_INSTRUCTIONS TO FOLLOW_.
Copy out all of the material, matching it word for word.

::::

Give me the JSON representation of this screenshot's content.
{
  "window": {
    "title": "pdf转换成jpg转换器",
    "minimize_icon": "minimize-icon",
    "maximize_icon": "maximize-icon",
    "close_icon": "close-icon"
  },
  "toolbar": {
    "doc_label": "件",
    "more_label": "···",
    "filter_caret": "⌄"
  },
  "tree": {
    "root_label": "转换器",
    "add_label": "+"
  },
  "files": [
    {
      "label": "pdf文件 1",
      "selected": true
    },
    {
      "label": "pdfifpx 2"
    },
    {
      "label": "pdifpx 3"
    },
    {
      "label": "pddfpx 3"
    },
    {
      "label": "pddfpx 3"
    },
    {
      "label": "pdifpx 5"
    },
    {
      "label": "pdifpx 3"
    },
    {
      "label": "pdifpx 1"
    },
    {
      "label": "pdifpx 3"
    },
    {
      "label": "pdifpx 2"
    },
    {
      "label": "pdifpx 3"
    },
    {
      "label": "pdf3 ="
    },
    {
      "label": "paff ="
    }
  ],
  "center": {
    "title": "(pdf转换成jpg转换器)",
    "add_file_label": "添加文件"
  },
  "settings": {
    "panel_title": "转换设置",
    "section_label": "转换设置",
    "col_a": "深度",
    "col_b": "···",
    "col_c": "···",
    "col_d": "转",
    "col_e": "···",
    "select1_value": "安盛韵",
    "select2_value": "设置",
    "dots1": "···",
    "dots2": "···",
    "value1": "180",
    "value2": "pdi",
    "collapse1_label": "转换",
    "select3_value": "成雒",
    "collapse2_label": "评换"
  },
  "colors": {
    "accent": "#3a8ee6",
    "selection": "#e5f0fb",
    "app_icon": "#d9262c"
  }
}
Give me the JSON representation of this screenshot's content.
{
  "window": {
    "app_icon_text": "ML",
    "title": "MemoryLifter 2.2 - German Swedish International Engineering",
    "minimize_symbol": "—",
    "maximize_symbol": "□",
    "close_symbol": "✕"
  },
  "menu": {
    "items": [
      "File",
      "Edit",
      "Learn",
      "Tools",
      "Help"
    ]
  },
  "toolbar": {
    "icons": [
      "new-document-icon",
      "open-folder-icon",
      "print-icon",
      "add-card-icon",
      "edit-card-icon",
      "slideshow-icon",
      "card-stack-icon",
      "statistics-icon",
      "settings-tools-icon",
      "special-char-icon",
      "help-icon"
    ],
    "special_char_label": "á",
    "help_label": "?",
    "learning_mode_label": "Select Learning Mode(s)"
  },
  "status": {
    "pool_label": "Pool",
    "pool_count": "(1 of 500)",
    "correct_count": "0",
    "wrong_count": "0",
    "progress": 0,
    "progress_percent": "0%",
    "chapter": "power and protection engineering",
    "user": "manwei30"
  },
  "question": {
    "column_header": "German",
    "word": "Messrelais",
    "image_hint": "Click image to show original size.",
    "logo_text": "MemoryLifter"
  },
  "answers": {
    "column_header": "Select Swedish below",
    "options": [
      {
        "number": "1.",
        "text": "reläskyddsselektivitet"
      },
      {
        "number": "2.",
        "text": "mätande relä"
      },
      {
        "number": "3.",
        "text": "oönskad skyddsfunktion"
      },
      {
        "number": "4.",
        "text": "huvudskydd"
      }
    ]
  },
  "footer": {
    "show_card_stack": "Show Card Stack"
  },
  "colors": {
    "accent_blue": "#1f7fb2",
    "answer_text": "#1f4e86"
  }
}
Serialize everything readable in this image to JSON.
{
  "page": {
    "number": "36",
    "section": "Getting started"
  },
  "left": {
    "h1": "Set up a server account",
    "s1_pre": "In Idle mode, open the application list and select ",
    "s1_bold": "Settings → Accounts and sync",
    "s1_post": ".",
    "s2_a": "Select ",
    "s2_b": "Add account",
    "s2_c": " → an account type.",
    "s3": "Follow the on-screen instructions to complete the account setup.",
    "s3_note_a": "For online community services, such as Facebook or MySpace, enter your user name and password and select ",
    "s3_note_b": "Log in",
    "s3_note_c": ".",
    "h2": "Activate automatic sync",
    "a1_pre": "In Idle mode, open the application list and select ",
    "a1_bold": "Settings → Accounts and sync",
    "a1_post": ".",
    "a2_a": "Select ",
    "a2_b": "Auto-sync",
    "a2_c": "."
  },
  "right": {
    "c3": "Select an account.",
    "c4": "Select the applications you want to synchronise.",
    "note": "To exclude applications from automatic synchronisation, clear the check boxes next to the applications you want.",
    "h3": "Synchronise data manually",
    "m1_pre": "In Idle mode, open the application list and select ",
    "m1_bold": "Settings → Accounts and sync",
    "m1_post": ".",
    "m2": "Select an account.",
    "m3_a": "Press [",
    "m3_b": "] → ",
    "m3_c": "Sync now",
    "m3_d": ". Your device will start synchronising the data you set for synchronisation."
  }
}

::::

_REPLY_.
Give me the JSON representation of this screenshot's content.
{
  "window": {
    "title": "pdf转换成jpg转换器",
    "minimize_icon": "minimize-icon",
    "maximize_icon": "maximize-icon",
    "close_icon": "close-icon"
  },
  "toolbar": {
    "doc_label": "件",
    "more_label": "···",
    "filter_caret": "⌄"
  },
  "tree": {
    "root_label": "转换器",
    "add_label": "+"
  },
  "files": [
    {
      "label": "pdf文件 1",
      "selected": true
    },
    {
      "label": "pdfifpx 2"
    },
    {
      "label": "pdifpx 3"
    },
    {
      "label": "pddfpx 3"
    },
    {
      "label": "pddfpx 3"
    },
    {
      "label": "pdifpx 5"
    },
    {
      "label": "pdifpx 3"
    },
    {
      "label": "pdifpx 1"
    },
    {
      "label": "pdifpx 3"
    },
    {
      "label": "pdifpx 2"
    },
    {
      "label": "pdifpx 3"
    },
    {
      "label": "pdf3 ="
    },
    {
      "label": "paff ="
    }
  ],
  "center": {
    "title": "(pdf转换成jpg转换器)",
    "add_file_label": "添加文件"
  },
  "settings": {
    "panel_title": "转换设置",
    "section_label": "转换设置",
    "col_a": "深度",
    "col_b": "···",
    "col_c": "···",
    "col_d": "转",
    "col_e": "···",
    "select1_value": "安盛韵",
    "select2_value": "设置",
    "dots1": "···",
    "dots2": "···",
    "value1": "180",
    "value2": "pdi",
    "collapse1_label": "转换",
    "select3_value": "成雒",
    "collapse2_label": "评换"
  },
  "colors": {
    "accent": "#3a8ee6",
    "selection": "#e5f0fb",
    "app_icon": "#d9262c"
  }
}
Give me the JSON representation of this screenshot's content.
{
  "window": {
    "app_icon_text": "ML",
    "title": "MemoryLifter 2.2 - German Swedish International Engineering",
    "minimize_symbol": "—",
    "maximize_symbol": "□",
    "close_symbol": "✕"
  },
  "menu": {
    "items": [
      "File",
      "Edit",
      "Learn",
      "Tools",
      "Help"
    ]
  },
  "toolbar": {
    "icons": [
      "new-document-icon",
      "open-folder-icon",
      "print-icon",
      "add-card-icon",
      "edit-card-icon",
      "slideshow-icon",
      "card-stack-icon",
      "statistics-icon",
      "settings-tools-icon",
      "special-char-icon",
      "help-icon"
    ],
    "special_char_label": "á",
    "help_label": "?",
    "learning_mode_label": "Select Learning Mode(s)"
  },
  "status": {
    "pool_label": "Pool",
    "pool_count": "(1 of 500)",
    "correct_count": "0",
    "wrong_count": "0",
    "progress": 0,
    "progress_percent": "0%",
    "chapter": "power and protection engineering",
    "user": "manwei30"
  },
  "question": {
    "column_header": "German",
    "word": "Messrelais",
    "image_hint": "Click image to show original size.",
    "logo_text": "MemoryLifter"
  },
  "answers": {
    "column_header": "Select Swedish below",
    "options": [
      {
        "number": "1.",
        "text": "reläskyddsselektivitet"
      },
      {
        "number": "2.",
        "text": "mätande relä"
      },
      {
        "number": "3.",
        "text": "oönskad skyddsfunktion"
      },
      {
        "number": "4.",
        "text": "huvudskydd"
      }
    ]
  },
  "footer": {
    "show_card_stack": "Show Card Stack"
  },
  "colors": {
    "accent_blue": "#1f7fb2",
    "answer_text": "#1f4e86"
  }
}
Serialize everything readable in this image to JSON.
{
  "page": {
    "number": "36",
    "section": "Getting started"
  },
  "left": {
    "h1": "Set up a server account",
    "s1_pre": "In Idle mode, open the application list and select ",
    "s1_bold": "Settings → Accounts and sync",
    "s1_post": ".",
    "s2_a": "Select ",
    "s2_b": "Add account",
    "s2_c": " → an account type.",
    "s3": "Follow the on-screen instructions to complete the account setup.",
    "s3_note_a": "For online community services, such as Facebook or MySpace, enter your user name and password and select ",
    "s3_note_b": "Log in",
    "s3_note_c": ".",
    "h2": "Activate automatic sync",
    "a1_pre": "In Idle mode, open the application list and select ",
    "a1_bold": "Settings → Accounts and sync",
    "a1_post": ".",
    "a2_a": "Select ",
    "a2_b": "Auto-sync",
    "a2_c": "."
  },
  "right": {
    "c3": "Select an account.",
    "c4": "Select the applications you want to synchronise.",
    "note": "To exclude applications from automatic synchronisation, clear the check boxes next to the applications you want.",
    "h3": "Synchronise data manually",
    "m1_pre": "In Idle mode, open the application list and select ",
    "m1_bold": "Settings → Accounts and sync",
    "m1_post": ".",
    "m2": "Select an account.",
    "m3_a": "Press [",
    "m3_b": "] → ",
    "m3_c": "Sync now",
    "m3_d": ". Your device will start synchronising the data you set for synchronisation."
  }
}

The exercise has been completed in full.